Both parties supported US interrogation program
More revelations concerning CIA destruction of torture tapes
The revelation last week that the CIA deliberately destroyed videotapes involving the interrogation and torture of at least two prisoners has thrown further light on the criminality of the Bush administration. The CIA has been caught red-handed in obstruction of justice in destroying incriminating evidence and lying to the courts and the 9/11 Commission.
Several reports, however, clearly demonstrate that the policy of torture received bipartisan support and that leading Democrats knew of the tapes and the CIA’s intention to destroy them, but did nothing to inform the American people.
The tapes in question include hundreds of hours of interrogation of at least two individuals whom the US has accused of acts of terrorism—Abu Zubaydah and Abd al-Rahim al-Nashiri. Both were captured in 2002 and both are now being held at Guantánamo Bay. Current CIA head Michael Hayden acknowledged on Thursday that the agency had destroyed the tapes in November 2005.
The identity of the second prisoner as al-Nashiri was revealed over the weekend. Al-Nashiri has been accused of organizing the bombing of the USS Cole in 2000. During a hearing earlier this year at Guantánamo, he insisted that he confessed to his role in the bombing only after he had been tortured. (See “Guantánamo prisoner charges confession extracted through torture”)
Leading members of Congress of both the Democratic and Republican parties were informed in 2002 of the existence of the CIA program and the interrogation techniques it used. In 2003, they were informed of the tapes and the intention of the CIA to destroy them. At least as early as November 2006, they were informed that the tapes had, in fact, been destroyed.
According to a Washington Post article on Sunday, in 2002 four leading congressmen, including the current speaker of the House of Representatives, Nancy Pelosi, Democrat from California, were “given a virtual tour of the CIA’s overseas detention sites and the harsh techniques interrogators had devised to try to make the prisoners talk.”
The Post reports: “Among the techniques described, said two officials present, was water-boarding, a practice that years later would be condemned as torture by Democrats and some Republicans on Capitol Hill. But on that day, no objections were raised. Instead, at least two lawmakers in the room asked the CIA to push harder, two US officials said.”
It was not until November 2005, in the period when the CIA decided to destroy the videotapes, that the American people learned about the secret interrogation program that used such methods as water-boarding, a notorious torture technique involving the near drowning and suffocation of the prisoner. The source for these revelations (first reported in an article in the Washington Post on November 2) was not the Democratic Party leadership, but unnamed foreign diplomats and US intelligence officials.
Sunday’s article in the Post notes that beginning in 2002, the CIA gave top officials in Congress at least 30 private briefings, “some of which included descriptions of [water-boarding] and other harsh interrogations methods.”

*TASK GOAL*: From the article on the CIA torture tapes, copy the stretch from "The identity of" through "fact, been destroyed.", switching "Congress" to "the House and Senate" wherever it occurs. The rows after this point have no connection to the article.

*RECORDS SHOWN*:

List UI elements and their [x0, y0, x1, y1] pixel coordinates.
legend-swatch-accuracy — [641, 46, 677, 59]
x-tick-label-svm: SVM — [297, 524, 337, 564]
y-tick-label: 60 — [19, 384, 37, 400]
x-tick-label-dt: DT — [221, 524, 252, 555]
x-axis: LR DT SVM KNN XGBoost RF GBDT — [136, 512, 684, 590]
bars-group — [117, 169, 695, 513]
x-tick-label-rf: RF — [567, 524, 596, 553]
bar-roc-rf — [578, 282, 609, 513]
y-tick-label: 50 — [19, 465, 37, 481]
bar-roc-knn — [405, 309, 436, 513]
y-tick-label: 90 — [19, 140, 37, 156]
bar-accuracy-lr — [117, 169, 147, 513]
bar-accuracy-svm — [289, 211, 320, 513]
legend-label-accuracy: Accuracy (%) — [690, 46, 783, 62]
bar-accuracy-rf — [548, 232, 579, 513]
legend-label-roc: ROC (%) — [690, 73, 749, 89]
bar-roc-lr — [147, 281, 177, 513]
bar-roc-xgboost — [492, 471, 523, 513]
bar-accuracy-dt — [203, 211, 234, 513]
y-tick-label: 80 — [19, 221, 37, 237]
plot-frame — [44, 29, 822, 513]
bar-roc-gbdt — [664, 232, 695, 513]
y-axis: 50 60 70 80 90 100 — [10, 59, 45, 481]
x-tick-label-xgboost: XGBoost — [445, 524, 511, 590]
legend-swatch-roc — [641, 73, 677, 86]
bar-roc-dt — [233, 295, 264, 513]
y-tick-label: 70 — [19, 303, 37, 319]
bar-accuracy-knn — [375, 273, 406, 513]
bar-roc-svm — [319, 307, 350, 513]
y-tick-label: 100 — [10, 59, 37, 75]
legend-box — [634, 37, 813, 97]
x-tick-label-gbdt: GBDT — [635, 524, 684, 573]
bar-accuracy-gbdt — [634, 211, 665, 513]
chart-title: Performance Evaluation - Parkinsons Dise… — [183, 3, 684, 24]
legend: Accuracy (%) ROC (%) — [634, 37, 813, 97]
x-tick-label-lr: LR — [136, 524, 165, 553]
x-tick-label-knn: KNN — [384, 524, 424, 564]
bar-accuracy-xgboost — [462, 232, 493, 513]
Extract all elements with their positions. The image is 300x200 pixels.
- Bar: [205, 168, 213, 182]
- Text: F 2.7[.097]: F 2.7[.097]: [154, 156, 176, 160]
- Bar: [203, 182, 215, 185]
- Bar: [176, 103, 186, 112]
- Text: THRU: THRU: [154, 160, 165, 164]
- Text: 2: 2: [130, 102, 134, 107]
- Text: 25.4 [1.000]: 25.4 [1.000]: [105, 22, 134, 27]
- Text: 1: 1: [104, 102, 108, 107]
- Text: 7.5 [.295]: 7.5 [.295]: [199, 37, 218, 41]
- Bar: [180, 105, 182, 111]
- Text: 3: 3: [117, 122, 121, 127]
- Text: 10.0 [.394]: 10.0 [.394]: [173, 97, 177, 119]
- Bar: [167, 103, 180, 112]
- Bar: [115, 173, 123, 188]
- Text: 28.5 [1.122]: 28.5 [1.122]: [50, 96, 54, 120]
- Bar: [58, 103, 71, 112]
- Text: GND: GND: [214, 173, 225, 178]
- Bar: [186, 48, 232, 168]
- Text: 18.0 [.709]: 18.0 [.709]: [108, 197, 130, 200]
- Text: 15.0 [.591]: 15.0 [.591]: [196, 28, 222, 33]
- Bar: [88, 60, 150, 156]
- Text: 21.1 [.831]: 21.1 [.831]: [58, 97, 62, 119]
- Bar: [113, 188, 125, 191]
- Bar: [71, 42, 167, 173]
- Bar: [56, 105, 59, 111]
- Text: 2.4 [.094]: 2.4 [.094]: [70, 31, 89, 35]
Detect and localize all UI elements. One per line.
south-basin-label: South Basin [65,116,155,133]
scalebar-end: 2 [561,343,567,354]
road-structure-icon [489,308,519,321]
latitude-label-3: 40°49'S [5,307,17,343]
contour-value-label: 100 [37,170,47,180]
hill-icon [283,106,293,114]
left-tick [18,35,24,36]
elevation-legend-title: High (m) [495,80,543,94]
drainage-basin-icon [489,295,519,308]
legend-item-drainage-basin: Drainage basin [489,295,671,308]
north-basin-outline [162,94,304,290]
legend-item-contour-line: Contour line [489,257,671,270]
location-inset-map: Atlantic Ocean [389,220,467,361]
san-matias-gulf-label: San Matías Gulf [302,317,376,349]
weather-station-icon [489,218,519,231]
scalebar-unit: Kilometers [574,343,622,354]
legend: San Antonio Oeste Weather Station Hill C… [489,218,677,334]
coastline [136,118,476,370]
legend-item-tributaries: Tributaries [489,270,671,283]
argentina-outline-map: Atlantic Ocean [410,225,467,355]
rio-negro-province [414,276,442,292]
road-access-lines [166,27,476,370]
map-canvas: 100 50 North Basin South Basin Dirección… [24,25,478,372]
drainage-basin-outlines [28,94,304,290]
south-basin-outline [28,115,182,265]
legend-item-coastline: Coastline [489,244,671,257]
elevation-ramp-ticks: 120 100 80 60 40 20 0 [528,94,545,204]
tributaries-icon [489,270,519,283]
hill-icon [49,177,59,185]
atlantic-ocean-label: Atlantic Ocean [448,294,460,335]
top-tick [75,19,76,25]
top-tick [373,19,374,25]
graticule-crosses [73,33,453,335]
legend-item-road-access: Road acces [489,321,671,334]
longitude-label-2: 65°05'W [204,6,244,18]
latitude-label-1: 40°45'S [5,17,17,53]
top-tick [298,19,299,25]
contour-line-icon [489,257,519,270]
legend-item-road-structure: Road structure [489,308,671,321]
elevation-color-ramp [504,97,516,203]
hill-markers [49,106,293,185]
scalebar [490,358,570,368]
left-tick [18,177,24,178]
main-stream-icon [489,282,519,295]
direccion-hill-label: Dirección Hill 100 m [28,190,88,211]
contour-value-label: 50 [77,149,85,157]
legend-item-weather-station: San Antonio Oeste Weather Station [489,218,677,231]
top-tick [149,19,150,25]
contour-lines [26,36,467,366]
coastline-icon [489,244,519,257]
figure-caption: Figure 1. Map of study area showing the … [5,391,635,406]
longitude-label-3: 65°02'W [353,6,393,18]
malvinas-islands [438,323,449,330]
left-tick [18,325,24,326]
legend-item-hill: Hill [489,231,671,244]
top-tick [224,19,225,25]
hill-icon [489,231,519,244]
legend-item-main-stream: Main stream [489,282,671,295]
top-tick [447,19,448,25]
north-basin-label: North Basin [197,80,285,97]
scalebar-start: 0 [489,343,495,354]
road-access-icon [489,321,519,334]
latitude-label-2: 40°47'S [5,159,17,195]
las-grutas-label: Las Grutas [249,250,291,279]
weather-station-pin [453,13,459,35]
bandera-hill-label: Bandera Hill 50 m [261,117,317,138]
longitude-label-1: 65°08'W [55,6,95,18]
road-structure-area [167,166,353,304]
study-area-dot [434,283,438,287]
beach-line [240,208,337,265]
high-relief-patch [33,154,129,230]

*WRITTEN REPLY*:
The identity of the second prisoner as al-Nashiri was revealed over the weekend. Al-Nashiri has been accused of organizing the bombing of the USS Cole in 2000. During a hearing earlier this year at Guantánamo, he insisted that he confessed to his role in the bombing only after he had been tortured. (See “Guantánamo prisoner charges confession extracted through torture”)
Leading members of the House and Senate of both the Democratic and Republican parties were informed in 2002 of the existence of the CIA program and the interrogation techniques it used. In 2003, they were informed of the tapes and the intention of the CIA to destroy them. At least as early as November 2006, they were informed that the tapes had, in fact, been destroyed.